▶ **Required work**: Retype the material that follows, keeping every word as it is.

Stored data
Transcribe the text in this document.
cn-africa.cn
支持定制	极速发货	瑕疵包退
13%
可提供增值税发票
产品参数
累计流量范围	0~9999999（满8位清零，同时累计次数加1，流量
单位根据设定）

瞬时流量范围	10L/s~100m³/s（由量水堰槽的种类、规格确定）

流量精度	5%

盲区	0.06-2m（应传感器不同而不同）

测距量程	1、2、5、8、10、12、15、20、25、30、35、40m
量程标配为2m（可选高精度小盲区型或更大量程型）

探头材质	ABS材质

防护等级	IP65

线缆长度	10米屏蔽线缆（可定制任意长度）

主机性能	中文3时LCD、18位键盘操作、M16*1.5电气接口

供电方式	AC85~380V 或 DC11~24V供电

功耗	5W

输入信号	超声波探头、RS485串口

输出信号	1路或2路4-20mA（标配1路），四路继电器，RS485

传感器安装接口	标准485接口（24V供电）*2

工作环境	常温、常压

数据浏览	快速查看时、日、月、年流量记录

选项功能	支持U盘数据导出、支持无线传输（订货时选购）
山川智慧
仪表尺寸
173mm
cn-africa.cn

▶ **Exercise output**:
Transcribe the text in this document.
cn-africa.cn
支持定制	极速发货	瑕疵包退
13%
可提供增值税发票
产品参数
累计流量范围	0~9999999（满8位清零，同时累计次数加1，流量
单位根据设定）

瞬时流量范围	10L/s~100m³/s（由量水堰槽的种类、规格确定）

流量精度	5%

盲区	0.06-2m（应传感器不同而不同）

测距量程	1、2、5、8、10、12、15、20、25、30、35、40m
量程标配为2m（可选高精度小盲区型或更大量程型）

探头材质	ABS材质

防护等级	IP65

线缆长度	10米屏蔽线缆（可定制任意长度）

主机性能	中文3时LCD、18位键盘操作、M16*1.5电气接口

供电方式	AC85~380V 或 DC11~24V供电

功耗	5W

输入信号	超声波探头、RS485串口

输出信号	1路或2路4-20mA（标配1路），四路继电器，RS485

传感器安装接口	标准485接口（24V供电）*2

工作环境	常温、常压

数据浏览	快速查看时、日、月、年流量记录

选项功能	支持U盘数据导出、支持无线传输（订货时选购）
山川智慧
仪表尺寸
173mm
cn-africa.cn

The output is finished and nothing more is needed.